* **RECORDS**
★ ★ ★ ★
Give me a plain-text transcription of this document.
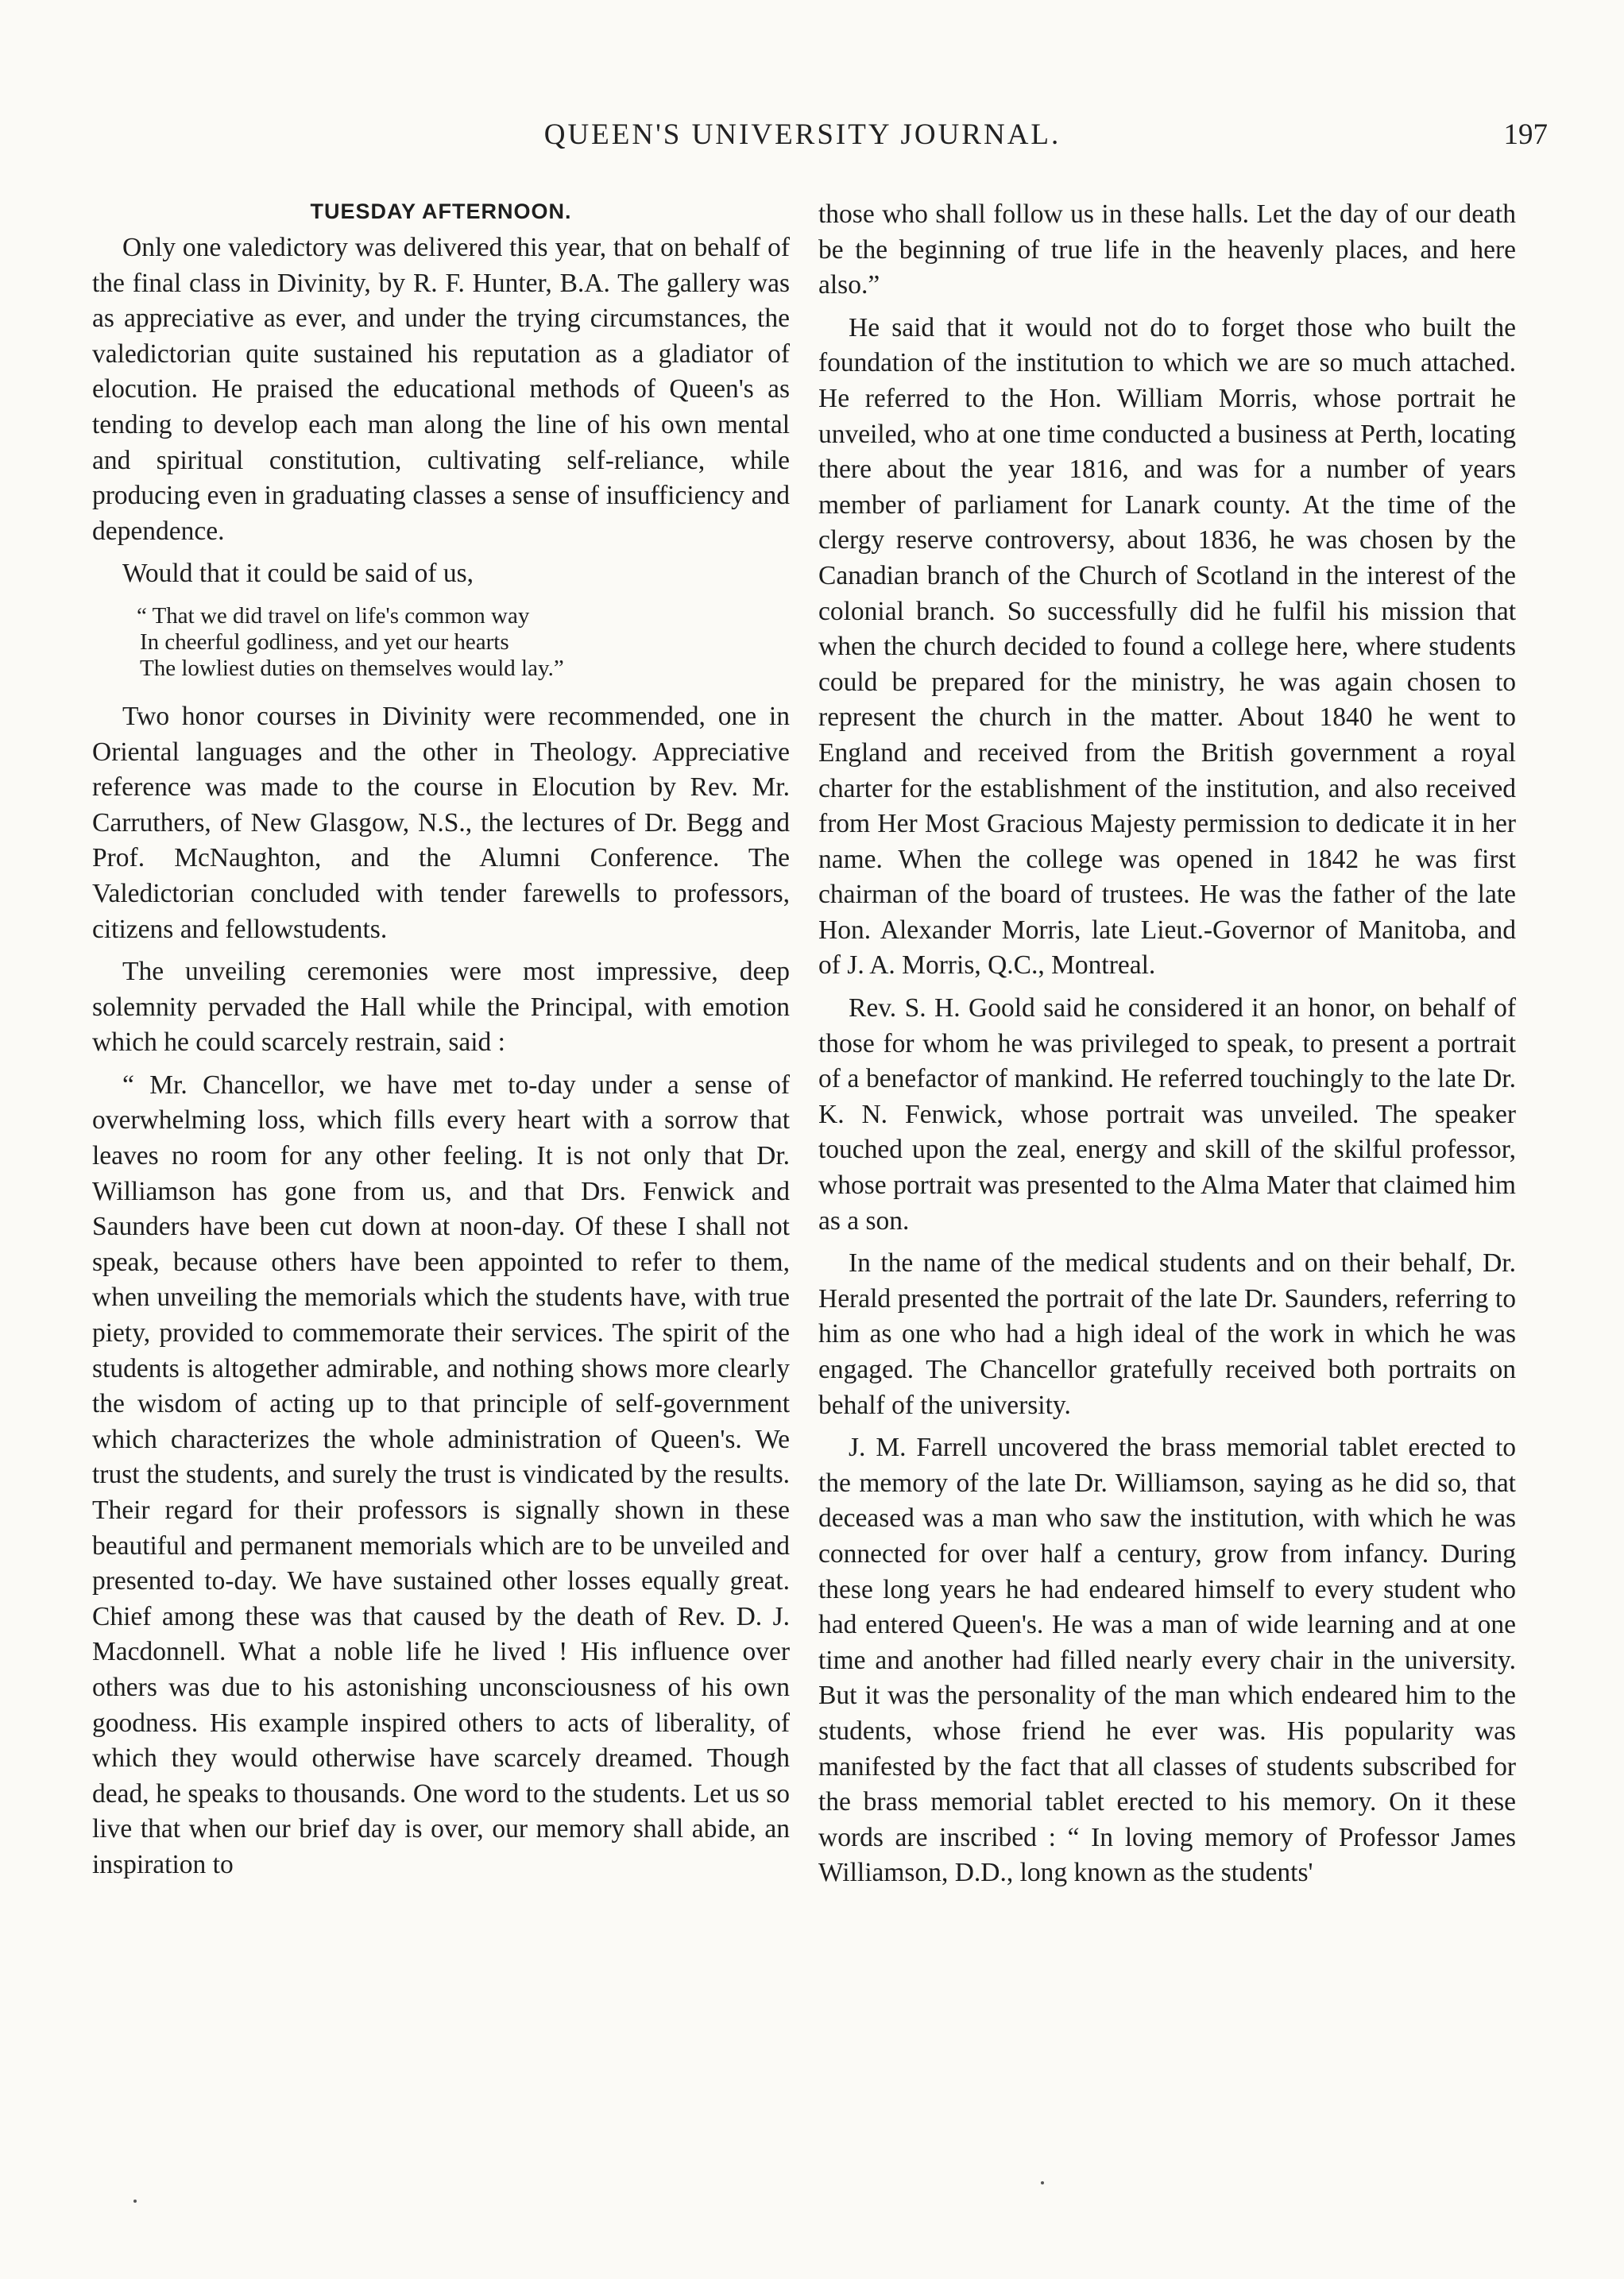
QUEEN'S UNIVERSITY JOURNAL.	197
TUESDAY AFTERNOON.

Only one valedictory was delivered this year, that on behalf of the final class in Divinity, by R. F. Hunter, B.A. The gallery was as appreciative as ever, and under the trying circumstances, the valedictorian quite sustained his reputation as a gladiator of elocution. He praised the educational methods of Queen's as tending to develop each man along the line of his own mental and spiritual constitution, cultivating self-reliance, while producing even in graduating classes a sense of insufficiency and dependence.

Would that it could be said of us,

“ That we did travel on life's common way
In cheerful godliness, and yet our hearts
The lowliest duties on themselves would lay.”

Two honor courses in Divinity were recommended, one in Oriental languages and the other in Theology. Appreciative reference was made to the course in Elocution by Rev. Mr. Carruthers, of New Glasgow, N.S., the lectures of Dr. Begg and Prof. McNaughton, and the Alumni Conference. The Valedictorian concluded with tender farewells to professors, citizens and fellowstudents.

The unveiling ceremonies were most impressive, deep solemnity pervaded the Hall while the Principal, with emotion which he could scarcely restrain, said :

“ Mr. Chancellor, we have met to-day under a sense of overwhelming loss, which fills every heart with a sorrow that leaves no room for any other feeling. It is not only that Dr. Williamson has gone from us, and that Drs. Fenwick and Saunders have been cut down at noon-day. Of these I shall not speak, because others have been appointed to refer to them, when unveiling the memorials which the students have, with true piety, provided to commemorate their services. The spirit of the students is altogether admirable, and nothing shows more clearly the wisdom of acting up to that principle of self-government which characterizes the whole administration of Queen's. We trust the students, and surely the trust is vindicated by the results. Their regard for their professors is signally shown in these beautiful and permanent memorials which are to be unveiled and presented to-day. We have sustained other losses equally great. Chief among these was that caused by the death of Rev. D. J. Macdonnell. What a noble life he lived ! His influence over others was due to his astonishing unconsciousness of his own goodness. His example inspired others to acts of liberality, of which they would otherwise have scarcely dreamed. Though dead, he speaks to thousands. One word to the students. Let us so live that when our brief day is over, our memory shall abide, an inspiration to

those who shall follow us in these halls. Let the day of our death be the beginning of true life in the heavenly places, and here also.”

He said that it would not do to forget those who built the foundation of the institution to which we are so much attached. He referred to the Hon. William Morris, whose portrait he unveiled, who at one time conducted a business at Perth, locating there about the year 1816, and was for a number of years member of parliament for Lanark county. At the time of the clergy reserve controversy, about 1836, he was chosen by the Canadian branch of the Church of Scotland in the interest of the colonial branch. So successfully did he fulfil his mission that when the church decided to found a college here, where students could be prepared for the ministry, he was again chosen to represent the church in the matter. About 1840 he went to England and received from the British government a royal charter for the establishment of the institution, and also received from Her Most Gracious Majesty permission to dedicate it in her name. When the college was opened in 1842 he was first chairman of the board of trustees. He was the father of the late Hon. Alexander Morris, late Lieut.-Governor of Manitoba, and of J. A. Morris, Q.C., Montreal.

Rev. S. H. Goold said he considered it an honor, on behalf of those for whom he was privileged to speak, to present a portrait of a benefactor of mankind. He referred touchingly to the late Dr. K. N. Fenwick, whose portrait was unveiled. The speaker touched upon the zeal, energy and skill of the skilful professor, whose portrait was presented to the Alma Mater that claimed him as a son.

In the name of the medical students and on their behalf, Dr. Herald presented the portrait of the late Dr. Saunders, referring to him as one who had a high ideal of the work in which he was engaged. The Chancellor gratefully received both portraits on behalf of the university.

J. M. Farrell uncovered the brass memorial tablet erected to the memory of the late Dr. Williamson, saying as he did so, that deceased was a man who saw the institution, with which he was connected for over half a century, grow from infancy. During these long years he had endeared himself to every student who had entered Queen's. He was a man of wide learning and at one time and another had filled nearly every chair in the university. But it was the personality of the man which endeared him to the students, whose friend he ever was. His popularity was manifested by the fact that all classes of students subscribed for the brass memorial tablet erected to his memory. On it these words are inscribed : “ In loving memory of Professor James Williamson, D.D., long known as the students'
★ ★ ★ ★
Report how many lines in the data contain the word "while", with no words besides the number.

* **EXERCISE RESPONSE**
2